Every line below should be repeated exactly.

_____

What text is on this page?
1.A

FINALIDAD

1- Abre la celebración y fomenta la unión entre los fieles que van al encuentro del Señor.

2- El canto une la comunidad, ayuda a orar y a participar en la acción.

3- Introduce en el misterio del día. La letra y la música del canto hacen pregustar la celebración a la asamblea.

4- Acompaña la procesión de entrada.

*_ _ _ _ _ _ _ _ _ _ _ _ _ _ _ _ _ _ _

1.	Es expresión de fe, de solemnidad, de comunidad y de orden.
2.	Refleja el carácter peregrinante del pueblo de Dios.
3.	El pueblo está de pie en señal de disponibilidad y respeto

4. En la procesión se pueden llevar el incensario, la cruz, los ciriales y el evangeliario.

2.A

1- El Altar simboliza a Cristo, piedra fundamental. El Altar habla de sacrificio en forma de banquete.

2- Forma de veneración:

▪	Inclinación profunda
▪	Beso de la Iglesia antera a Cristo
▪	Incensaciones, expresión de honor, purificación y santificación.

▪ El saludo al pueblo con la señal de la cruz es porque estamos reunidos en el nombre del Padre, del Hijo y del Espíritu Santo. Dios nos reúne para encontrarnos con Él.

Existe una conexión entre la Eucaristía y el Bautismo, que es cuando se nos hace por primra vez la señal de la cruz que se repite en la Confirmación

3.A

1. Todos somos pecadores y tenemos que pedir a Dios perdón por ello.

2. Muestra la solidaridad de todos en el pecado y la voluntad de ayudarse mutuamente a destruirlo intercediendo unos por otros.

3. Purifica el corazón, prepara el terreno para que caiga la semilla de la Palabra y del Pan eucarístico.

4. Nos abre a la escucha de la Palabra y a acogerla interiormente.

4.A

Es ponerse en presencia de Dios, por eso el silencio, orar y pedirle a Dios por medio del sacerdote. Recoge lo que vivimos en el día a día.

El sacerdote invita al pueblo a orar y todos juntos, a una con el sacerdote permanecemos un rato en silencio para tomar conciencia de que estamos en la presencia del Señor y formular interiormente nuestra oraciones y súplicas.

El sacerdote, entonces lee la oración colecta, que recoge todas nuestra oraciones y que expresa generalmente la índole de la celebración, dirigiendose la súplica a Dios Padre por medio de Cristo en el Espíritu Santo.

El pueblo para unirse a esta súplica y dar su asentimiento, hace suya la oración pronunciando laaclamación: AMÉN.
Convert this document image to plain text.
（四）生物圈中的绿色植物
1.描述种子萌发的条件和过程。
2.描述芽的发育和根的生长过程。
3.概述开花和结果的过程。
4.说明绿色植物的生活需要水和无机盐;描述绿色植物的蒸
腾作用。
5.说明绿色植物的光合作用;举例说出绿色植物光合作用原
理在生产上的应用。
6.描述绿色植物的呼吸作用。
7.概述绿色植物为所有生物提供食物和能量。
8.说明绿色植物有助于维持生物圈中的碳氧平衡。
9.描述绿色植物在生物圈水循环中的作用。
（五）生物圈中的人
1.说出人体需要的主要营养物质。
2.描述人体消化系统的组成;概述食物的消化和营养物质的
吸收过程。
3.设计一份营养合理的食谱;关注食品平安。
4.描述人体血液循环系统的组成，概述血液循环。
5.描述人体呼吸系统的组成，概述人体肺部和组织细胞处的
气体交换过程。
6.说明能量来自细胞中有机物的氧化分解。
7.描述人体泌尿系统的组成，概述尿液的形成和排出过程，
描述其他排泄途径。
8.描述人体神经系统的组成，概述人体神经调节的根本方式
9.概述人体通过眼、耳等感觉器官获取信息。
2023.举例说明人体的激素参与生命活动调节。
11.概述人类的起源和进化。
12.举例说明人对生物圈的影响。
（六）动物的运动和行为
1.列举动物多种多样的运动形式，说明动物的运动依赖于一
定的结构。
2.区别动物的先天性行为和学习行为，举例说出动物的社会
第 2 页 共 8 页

_____

● Solution:
What text is on this page?
1.A

FINALIDAD

1- Abre la celebración y fomenta la unión entre los fieles que van al encuentro del Señor.

2- El canto une la comunidad, ayuda a orar y a participar en la acción.

3- Introduce en el misterio del día. La letra y la música del canto hacen pregustar la celebración a la asamblea.

4- Acompaña la procesión de entrada.

*_ _ _ _ _ _ _ _ _ _ _ _ _ _ _ _ _ _ _

1.	Es expresión de fe, de solemnidad, de comunidad y de orden.
2.	Refleja el carácter peregrinante del pueblo de Dios.
3.	El pueblo está de pie en señal de disponibilidad y respeto

4. En la procesión se pueden llevar el incensario, la cruz, los ciriales y el evangeliario.

2.A

1- El Altar simboliza a Cristo, piedra fundamental. El Altar habla de sacrificio en forma de banquete.

2- Forma de veneración:

▪	Inclinación profunda
▪	Beso de la Iglesia antera a Cristo
▪	Incensaciones, expresión de honor, purificación y santificación.

▪ El saludo al pueblo con la señal de la cruz es porque estamos reunidos en el nombre del Padre, del Hijo y del Espíritu Santo. Dios nos reúne para encontrarnos con Él.

Existe una conexión entre la Eucaristía y el Bautismo, que es cuando se nos hace por primra vez la señal de la cruz que se repite en la Confirmación

3.A

1. Todos somos pecadores y tenemos que pedir a Dios perdón por ello.

2. Muestra la solidaridad de todos en el pecado y la voluntad de ayudarse mutuamente a destruirlo intercediendo unos por otros.

3. Purifica el corazón, prepara el terreno para que caiga la semilla de la Palabra y del Pan eucarístico.

4. Nos abre a la escucha de la Palabra y a acogerla interiormente.

4.A

Es ponerse en presencia de Dios, por eso el silencio, orar y pedirle a Dios por medio del sacerdote. Recoge lo que vivimos en el día a día.

El sacerdote invita al pueblo a orar y todos juntos, a una con el sacerdote permanecemos un rato en silencio para tomar conciencia de que estamos en la presencia del Señor y formular interiormente nuestra oraciones y súplicas.

El sacerdote, entonces lee la oración colecta, que recoge todas nuestra oraciones y que expresa generalmente la índole de la celebración, dirigiendose la súplica a Dios Padre por medio de Cristo en el Espíritu Santo.

El pueblo para unirse a esta súplica y dar su asentimiento, hace suya la oración pronunciando laaclamación: AMÉN.
Convert this document image to plain text.
（四）生物圈中的绿色植物
1.描述种子萌发的条件和过程。
2.描述芽的发育和根的生长过程。
3.概述开花和结果的过程。
4.说明绿色植物的生活需要水和无机盐;描述绿色植物的蒸
腾作用。
5.说明绿色植物的光合作用;举例说出绿色植物光合作用原
理在生产上的应用。
6.描述绿色植物的呼吸作用。
7.概述绿色植物为所有生物提供食物和能量。
8.说明绿色植物有助于维持生物圈中的碳氧平衡。
9.描述绿色植物在生物圈水循环中的作用。
（五）生物圈中的人
1.说出人体需要的主要营养物质。
2.描述人体消化系统的组成;概述食物的消化和营养物质的
吸收过程。
3.设计一份营养合理的食谱;关注食品平安。
4.描述人体血液循环系统的组成，概述血液循环。
5.描述人体呼吸系统的组成，概述人体肺部和组织细胞处的
气体交换过程。
6.说明能量来自细胞中有机物的氧化分解。
7.描述人体泌尿系统的组成，概述尿液的形成和排出过程，
描述其他排泄途径。
8.描述人体神经系统的组成，概述人体神经调节的根本方式
9.概述人体通过眼、耳等感觉器官获取信息。
2023.举例说明人体的激素参与生命活动调节。
11.概述人类的起源和进化。
12.举例说明人对生物圈的影响。
（六）动物的运动和行为
1.列举动物多种多样的运动形式，说明动物的运动依赖于一
定的结构。
2.区别动物的先天性行为和学习行为，举例说出动物的社会
第 2 页 共 8 页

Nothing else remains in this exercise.